▸ TASK GOAL:
Return, character for character, the lines of the records between the line containing "Detect and localize" and the line containing "205, 661, 214]", inclusive.

▸ GIVEN INFORMATION:
########################################
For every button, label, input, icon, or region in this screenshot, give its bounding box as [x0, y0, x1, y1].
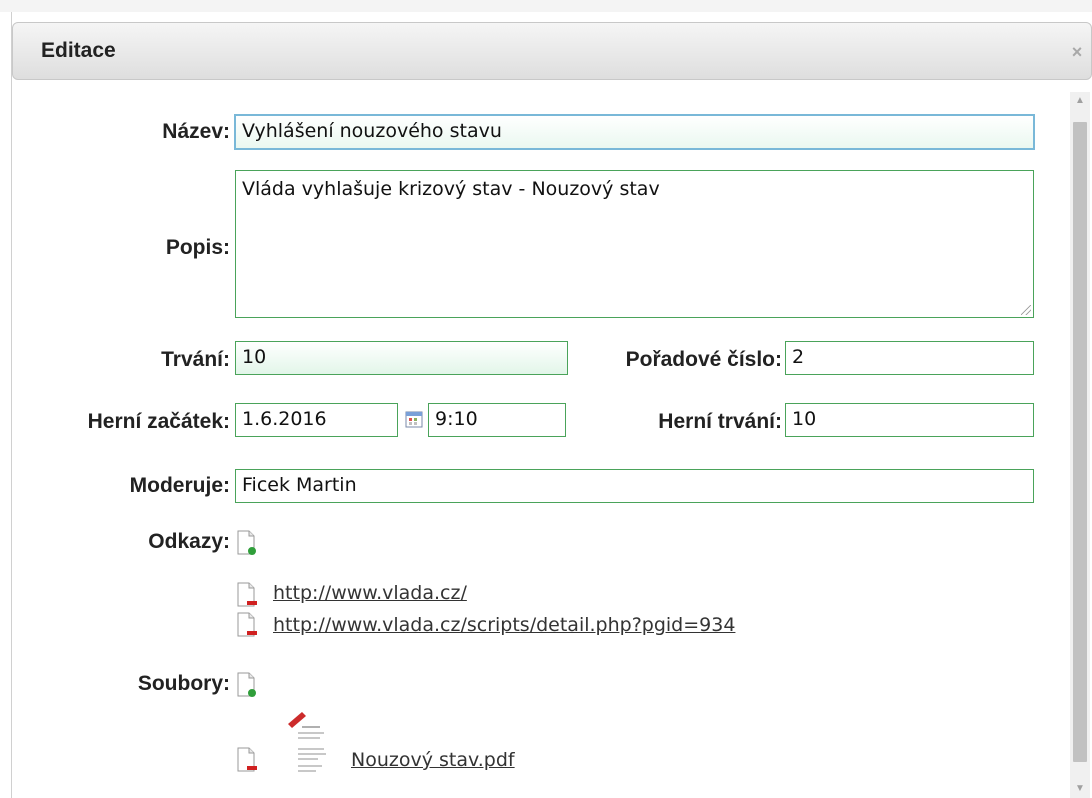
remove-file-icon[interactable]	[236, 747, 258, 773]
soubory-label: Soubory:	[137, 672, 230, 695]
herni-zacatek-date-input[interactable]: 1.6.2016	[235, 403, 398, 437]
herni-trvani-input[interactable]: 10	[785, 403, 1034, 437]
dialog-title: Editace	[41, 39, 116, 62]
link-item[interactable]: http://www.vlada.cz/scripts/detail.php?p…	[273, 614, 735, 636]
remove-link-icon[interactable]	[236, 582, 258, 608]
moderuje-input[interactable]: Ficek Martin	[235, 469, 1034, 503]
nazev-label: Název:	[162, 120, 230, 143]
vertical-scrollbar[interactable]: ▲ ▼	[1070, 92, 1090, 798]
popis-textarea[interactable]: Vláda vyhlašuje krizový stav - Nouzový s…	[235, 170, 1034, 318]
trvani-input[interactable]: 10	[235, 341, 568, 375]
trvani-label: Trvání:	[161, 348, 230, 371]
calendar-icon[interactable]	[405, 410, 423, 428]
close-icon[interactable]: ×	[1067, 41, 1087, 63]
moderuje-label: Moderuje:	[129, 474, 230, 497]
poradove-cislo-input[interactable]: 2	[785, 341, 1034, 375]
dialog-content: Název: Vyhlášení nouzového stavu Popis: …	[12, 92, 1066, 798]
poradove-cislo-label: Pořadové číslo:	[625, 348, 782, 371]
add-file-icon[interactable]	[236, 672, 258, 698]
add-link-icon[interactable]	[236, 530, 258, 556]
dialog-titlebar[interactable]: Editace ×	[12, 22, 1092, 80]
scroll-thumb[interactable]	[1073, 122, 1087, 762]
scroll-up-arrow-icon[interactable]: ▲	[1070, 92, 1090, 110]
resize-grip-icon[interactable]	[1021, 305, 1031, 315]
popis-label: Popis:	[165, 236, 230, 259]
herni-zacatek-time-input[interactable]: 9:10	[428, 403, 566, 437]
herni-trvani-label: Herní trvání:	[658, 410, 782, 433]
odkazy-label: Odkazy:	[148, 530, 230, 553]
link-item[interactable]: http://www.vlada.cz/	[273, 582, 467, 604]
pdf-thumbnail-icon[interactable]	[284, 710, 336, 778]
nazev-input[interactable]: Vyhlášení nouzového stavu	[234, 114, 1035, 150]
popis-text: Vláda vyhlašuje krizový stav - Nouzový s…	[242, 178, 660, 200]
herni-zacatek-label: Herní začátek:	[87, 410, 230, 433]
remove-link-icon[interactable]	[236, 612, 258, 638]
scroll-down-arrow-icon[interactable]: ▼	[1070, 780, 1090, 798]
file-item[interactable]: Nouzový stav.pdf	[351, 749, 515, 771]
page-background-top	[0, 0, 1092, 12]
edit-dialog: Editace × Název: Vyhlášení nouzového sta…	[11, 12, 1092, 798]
########################################
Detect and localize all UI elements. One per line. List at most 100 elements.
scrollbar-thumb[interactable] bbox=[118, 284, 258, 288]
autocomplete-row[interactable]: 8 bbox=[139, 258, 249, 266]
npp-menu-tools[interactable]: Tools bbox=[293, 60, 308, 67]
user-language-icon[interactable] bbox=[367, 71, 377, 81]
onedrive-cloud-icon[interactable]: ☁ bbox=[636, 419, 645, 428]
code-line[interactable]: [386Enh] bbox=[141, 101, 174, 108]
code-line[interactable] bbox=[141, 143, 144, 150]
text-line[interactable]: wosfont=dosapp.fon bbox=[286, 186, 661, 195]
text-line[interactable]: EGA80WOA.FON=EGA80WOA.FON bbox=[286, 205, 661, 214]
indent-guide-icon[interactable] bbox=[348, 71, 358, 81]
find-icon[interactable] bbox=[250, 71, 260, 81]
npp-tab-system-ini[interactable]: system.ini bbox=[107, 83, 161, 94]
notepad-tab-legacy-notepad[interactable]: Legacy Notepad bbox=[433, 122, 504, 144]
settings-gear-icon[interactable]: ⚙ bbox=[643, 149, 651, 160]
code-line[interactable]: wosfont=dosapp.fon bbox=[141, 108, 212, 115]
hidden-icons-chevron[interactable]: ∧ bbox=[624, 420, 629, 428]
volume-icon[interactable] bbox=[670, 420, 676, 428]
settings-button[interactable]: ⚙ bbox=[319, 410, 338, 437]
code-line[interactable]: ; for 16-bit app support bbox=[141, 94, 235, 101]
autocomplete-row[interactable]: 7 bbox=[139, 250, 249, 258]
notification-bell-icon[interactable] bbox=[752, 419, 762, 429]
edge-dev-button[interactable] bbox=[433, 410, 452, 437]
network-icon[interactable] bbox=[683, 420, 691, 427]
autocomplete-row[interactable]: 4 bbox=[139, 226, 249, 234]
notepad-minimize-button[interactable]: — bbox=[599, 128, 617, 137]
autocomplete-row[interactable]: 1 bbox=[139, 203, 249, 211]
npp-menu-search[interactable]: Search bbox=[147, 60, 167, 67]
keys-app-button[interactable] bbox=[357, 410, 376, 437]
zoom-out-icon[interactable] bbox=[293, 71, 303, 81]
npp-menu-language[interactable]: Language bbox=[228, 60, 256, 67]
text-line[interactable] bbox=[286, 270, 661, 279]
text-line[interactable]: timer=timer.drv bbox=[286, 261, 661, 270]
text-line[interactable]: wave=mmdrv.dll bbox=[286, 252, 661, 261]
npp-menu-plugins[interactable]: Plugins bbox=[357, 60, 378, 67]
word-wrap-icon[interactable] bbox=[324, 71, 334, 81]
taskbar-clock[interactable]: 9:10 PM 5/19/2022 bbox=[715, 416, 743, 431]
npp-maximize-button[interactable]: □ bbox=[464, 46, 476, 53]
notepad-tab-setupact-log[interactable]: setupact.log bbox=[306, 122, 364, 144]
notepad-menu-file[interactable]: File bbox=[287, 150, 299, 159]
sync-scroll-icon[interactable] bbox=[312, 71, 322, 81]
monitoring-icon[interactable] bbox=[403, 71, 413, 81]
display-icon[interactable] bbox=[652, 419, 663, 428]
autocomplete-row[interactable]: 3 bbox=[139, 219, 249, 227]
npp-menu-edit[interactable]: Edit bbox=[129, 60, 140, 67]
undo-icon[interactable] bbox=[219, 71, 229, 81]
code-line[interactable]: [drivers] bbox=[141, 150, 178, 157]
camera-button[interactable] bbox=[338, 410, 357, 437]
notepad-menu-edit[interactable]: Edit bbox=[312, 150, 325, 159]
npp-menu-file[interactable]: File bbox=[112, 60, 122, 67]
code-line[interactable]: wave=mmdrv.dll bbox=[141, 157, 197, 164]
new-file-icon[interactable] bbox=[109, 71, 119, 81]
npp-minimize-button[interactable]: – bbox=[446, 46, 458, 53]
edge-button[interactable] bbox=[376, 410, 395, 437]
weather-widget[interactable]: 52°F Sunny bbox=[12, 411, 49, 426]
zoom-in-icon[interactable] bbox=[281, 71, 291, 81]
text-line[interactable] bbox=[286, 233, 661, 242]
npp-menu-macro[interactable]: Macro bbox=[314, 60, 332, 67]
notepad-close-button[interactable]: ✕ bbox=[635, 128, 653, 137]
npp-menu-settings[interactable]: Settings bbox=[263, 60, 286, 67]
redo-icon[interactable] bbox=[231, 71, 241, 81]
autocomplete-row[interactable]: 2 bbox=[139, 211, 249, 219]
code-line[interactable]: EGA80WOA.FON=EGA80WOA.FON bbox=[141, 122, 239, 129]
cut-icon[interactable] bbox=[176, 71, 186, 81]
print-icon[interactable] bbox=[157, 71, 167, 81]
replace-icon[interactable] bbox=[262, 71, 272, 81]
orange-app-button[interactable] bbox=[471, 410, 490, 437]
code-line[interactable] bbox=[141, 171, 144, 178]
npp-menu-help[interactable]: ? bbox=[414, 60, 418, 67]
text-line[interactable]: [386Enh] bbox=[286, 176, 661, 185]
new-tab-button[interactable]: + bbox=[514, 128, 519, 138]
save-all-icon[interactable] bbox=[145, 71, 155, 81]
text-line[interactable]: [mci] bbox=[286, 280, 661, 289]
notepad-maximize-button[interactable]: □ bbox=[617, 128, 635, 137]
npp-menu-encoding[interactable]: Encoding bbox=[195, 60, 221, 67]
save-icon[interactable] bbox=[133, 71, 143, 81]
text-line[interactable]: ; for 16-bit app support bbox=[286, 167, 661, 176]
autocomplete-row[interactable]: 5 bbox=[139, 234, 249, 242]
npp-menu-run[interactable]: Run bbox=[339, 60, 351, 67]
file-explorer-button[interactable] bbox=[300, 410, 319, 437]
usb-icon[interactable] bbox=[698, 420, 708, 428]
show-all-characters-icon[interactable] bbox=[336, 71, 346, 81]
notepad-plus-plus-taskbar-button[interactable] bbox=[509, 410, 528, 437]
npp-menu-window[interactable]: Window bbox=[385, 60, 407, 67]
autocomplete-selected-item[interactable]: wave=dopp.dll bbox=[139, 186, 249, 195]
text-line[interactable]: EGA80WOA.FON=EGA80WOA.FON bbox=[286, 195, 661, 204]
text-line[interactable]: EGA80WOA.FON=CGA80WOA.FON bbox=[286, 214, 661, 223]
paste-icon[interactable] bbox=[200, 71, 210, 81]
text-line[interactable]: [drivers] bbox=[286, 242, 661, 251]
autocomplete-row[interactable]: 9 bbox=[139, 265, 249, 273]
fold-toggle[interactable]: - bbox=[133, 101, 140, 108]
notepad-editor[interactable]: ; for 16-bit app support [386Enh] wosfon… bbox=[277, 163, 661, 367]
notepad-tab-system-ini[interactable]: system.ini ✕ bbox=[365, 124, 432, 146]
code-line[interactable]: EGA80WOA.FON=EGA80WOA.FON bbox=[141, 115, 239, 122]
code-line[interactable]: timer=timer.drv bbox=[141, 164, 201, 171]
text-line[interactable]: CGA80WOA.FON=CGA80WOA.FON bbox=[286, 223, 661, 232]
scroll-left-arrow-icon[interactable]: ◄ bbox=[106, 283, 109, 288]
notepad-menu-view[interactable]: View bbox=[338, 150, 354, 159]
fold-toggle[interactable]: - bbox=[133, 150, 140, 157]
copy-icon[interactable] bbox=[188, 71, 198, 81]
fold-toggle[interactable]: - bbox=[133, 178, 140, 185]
########################################
▸ SOLUTION FOR THIS PROBLEM:
Detect and localize all UI elements. One per line. List at most 100 elements.
scrollbar-thumb[interactable] bbox=[118, 284, 258, 288]
autocomplete-row[interactable]: 8 bbox=[139, 258, 249, 266]
npp-menu-tools[interactable]: Tools bbox=[293, 60, 308, 67]
user-language-icon[interactable] bbox=[367, 71, 377, 81]
onedrive-cloud-icon[interactable]: ☁ bbox=[636, 419, 645, 428]
code-line[interactable]: [386Enh] bbox=[141, 101, 174, 108]
code-line[interactable] bbox=[141, 143, 144, 150]
text-line[interactable]: wosfont=dosapp.fon bbox=[286, 186, 661, 195]
text-line[interactable]: EGA80WOA.FON=EGA80WOA.FON bbox=[286, 205, 661, 214]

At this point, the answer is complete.